Items listed in a dataset
┌────────

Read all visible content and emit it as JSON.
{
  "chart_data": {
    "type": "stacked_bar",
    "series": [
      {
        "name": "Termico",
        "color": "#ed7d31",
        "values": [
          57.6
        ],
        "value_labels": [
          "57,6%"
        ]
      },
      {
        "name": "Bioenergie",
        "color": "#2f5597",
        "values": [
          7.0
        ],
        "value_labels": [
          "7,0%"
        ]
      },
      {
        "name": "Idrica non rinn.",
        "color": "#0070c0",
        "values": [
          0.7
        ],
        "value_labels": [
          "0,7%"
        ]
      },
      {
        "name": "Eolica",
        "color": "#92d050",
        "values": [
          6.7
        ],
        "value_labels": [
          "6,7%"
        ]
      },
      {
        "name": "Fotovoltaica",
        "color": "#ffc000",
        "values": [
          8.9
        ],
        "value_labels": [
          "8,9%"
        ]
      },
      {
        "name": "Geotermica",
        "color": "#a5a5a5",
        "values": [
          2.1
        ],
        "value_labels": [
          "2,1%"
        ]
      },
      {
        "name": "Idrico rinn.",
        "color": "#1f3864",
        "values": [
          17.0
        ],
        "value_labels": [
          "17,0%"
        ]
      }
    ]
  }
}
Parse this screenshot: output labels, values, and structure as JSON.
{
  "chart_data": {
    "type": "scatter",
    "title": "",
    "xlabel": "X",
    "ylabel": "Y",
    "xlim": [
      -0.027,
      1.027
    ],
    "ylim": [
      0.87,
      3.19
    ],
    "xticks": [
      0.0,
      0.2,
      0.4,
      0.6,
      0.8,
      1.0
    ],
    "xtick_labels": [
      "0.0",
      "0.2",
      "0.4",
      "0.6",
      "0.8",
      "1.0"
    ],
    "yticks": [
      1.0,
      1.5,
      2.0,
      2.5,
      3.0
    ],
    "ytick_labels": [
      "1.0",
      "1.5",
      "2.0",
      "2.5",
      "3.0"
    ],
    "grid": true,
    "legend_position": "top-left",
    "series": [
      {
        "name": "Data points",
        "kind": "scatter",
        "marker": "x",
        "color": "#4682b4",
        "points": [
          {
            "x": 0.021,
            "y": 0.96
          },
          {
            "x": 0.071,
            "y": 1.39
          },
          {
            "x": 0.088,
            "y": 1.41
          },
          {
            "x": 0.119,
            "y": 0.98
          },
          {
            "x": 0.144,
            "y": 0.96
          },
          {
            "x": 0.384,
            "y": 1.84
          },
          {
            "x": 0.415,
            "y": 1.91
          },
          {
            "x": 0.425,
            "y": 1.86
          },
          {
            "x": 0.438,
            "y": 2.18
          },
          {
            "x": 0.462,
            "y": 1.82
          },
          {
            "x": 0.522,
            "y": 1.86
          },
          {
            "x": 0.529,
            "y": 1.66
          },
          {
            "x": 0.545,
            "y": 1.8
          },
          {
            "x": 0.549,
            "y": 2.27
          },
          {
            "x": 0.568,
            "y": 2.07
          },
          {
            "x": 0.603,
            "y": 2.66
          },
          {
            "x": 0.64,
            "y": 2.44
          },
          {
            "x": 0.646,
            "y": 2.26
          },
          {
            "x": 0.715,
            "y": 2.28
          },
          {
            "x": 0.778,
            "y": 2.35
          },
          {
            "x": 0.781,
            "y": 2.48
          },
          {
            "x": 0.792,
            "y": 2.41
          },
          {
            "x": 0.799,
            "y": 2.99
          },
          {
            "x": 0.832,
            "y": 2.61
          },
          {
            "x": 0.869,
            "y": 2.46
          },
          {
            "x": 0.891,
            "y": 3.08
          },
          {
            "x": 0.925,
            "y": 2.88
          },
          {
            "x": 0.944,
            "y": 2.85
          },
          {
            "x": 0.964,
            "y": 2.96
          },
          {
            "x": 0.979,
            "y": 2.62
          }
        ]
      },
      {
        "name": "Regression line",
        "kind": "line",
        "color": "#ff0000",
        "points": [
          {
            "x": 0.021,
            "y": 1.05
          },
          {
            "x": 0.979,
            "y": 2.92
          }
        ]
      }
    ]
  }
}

└────────

**Stated problem:** Please list every line of the records that contains "rinn".

**Full answer:**
        "name": "Idrica non rinn.",
        "name": "Idrico rinn.",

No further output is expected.